_Task statement_.
Copy every line of the data below word for word, changing nothing.

:::

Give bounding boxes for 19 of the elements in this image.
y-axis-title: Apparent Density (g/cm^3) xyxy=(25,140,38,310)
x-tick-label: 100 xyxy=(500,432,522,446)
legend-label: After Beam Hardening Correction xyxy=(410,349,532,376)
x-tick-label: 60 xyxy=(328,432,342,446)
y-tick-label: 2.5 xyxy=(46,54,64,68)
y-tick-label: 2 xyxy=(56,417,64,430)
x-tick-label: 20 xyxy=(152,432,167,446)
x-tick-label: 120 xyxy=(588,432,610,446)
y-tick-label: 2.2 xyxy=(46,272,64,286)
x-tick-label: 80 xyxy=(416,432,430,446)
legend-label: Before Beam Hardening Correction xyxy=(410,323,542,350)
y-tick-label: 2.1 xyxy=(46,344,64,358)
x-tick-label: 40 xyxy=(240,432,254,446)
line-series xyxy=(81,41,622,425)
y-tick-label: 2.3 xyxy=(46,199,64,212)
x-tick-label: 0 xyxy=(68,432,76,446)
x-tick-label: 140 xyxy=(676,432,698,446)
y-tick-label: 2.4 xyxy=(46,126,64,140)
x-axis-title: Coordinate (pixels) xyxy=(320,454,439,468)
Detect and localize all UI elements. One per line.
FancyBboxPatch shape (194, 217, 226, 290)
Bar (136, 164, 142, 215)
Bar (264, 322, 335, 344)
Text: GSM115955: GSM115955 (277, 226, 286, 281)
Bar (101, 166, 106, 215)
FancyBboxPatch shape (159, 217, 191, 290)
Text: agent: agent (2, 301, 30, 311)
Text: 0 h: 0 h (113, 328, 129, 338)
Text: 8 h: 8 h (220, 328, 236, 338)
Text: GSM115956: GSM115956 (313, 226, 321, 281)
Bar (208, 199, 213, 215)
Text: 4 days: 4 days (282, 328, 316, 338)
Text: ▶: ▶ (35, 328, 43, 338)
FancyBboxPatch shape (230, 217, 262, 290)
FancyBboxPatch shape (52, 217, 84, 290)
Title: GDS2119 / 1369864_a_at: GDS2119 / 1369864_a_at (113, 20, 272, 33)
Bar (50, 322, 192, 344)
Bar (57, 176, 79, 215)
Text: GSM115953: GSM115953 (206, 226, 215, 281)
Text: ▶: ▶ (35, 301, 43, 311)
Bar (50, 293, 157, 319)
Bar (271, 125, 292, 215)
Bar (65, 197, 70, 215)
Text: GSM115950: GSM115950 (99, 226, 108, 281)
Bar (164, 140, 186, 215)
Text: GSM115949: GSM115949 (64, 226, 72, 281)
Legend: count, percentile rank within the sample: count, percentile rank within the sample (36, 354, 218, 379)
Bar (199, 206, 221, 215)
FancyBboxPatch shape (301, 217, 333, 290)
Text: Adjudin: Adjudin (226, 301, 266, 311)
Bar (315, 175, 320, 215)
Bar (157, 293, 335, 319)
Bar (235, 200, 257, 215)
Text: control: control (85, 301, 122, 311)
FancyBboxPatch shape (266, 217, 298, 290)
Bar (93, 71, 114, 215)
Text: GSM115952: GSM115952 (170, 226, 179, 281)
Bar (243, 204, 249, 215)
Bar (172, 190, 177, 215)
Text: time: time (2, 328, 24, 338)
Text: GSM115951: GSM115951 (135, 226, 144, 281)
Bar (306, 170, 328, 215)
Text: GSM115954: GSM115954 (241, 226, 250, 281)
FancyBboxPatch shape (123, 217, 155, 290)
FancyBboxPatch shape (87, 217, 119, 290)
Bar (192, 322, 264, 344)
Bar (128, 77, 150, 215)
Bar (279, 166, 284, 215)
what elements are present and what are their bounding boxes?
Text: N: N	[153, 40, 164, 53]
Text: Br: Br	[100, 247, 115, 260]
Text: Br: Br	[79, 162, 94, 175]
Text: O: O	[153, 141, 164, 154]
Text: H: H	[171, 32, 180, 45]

:::

_Task result_.
Give bounding boxes for 19 of the elements in this image.
y-axis-title: Apparent Density (g/cm^3) xyxy=(25,140,38,310)
x-tick-label: 100 xyxy=(500,432,522,446)
legend-label: After Beam Hardening Correction xyxy=(410,349,532,376)
x-tick-label: 60 xyxy=(328,432,342,446)
y-tick-label: 2.5 xyxy=(46,54,64,68)
y-tick-label: 2 xyxy=(56,417,64,430)
x-tick-label: 20 xyxy=(152,432,167,446)
x-tick-label: 120 xyxy=(588,432,610,446)
y-tick-label: 2.2 xyxy=(46,272,64,286)
x-tick-label: 80 xyxy=(416,432,430,446)
legend-label: Before Beam Hardening Correction xyxy=(410,323,542,350)
y-tick-label: 2.1 xyxy=(46,344,64,358)
x-tick-label: 40 xyxy=(240,432,254,446)
line-series xyxy=(81,41,622,425)
y-tick-label: 2.3 xyxy=(46,199,64,212)
x-tick-label: 0 xyxy=(68,432,76,446)
x-tick-label: 140 xyxy=(676,432,698,446)
y-tick-label: 2.4 xyxy=(46,126,64,140)
x-axis-title: Coordinate (pixels) xyxy=(320,454,439,468)
Detect and localize all UI elements. One per line.
FancyBboxPatch shape (194, 217, 226, 290)
Bar (136, 164, 142, 215)
Bar (264, 322, 335, 344)
Text: GSM115955: GSM115955 (277, 226, 286, 281)
Bar (101, 166, 106, 215)
FancyBboxPatch shape (159, 217, 191, 290)
Text: agent: agent (2, 301, 30, 311)
Text: 0 h: 0 h (113, 328, 129, 338)
Text: 8 h: 8 h (220, 328, 236, 338)
Text: GSM115956: GSM115956 (313, 226, 321, 281)
Bar (208, 199, 213, 215)
Text: 4 days: 4 days (282, 328, 316, 338)
Text: ▶: ▶ (35, 328, 43, 338)
FancyBboxPatch shape (230, 217, 262, 290)
FancyBboxPatch shape (52, 217, 84, 290)
Title: GDS2119 / 1369864_a_at: GDS2119 / 1369864_a_at (113, 20, 272, 33)
Bar (50, 322, 192, 344)
Bar (57, 176, 79, 215)
Text: GSM115953: GSM115953 (206, 226, 215, 281)
Text: ▶: ▶ (35, 301, 43, 311)
Bar (50, 293, 157, 319)
Bar (271, 125, 292, 215)
Bar (65, 197, 70, 215)
Text: GSM115950: GSM115950 (99, 226, 108, 281)
Bar (164, 140, 186, 215)
Text: GSM115949: GSM115949 (64, 226, 72, 281)
Legend: count, percentile rank within the sample: count, percentile rank within the sample (36, 354, 218, 379)
Bar (199, 206, 221, 215)
FancyBboxPatch shape (301, 217, 333, 290)
Text: Adjudin: Adjudin (226, 301, 266, 311)
Bar (315, 175, 320, 215)
Bar (157, 293, 335, 319)
Bar (235, 200, 257, 215)
Text: control: control (85, 301, 122, 311)
FancyBboxPatch shape (266, 217, 298, 290)
Bar (93, 71, 114, 215)
Text: GSM115952: GSM115952 (170, 226, 179, 281)
Bar (243, 204, 249, 215)
Bar (172, 190, 177, 215)
Text: time: time (2, 328, 24, 338)
Text: GSM115951: GSM115951 (135, 226, 144, 281)
Bar (306, 170, 328, 215)
Text: GSM115954: GSM115954 (241, 226, 250, 281)
FancyBboxPatch shape (123, 217, 155, 290)
FancyBboxPatch shape (87, 217, 119, 290)
Bar (192, 322, 264, 344)
Bar (128, 77, 150, 215)
Bar (279, 166, 284, 215)
what elements are present and what are their bounding boxes?
Text: N: N	[153, 40, 164, 53]
Text: Br: Br	[100, 247, 115, 260]
Text: Br: Br	[79, 162, 94, 175]
Text: O: O	[153, 141, 164, 154]
Text: H: H	[171, 32, 180, 45]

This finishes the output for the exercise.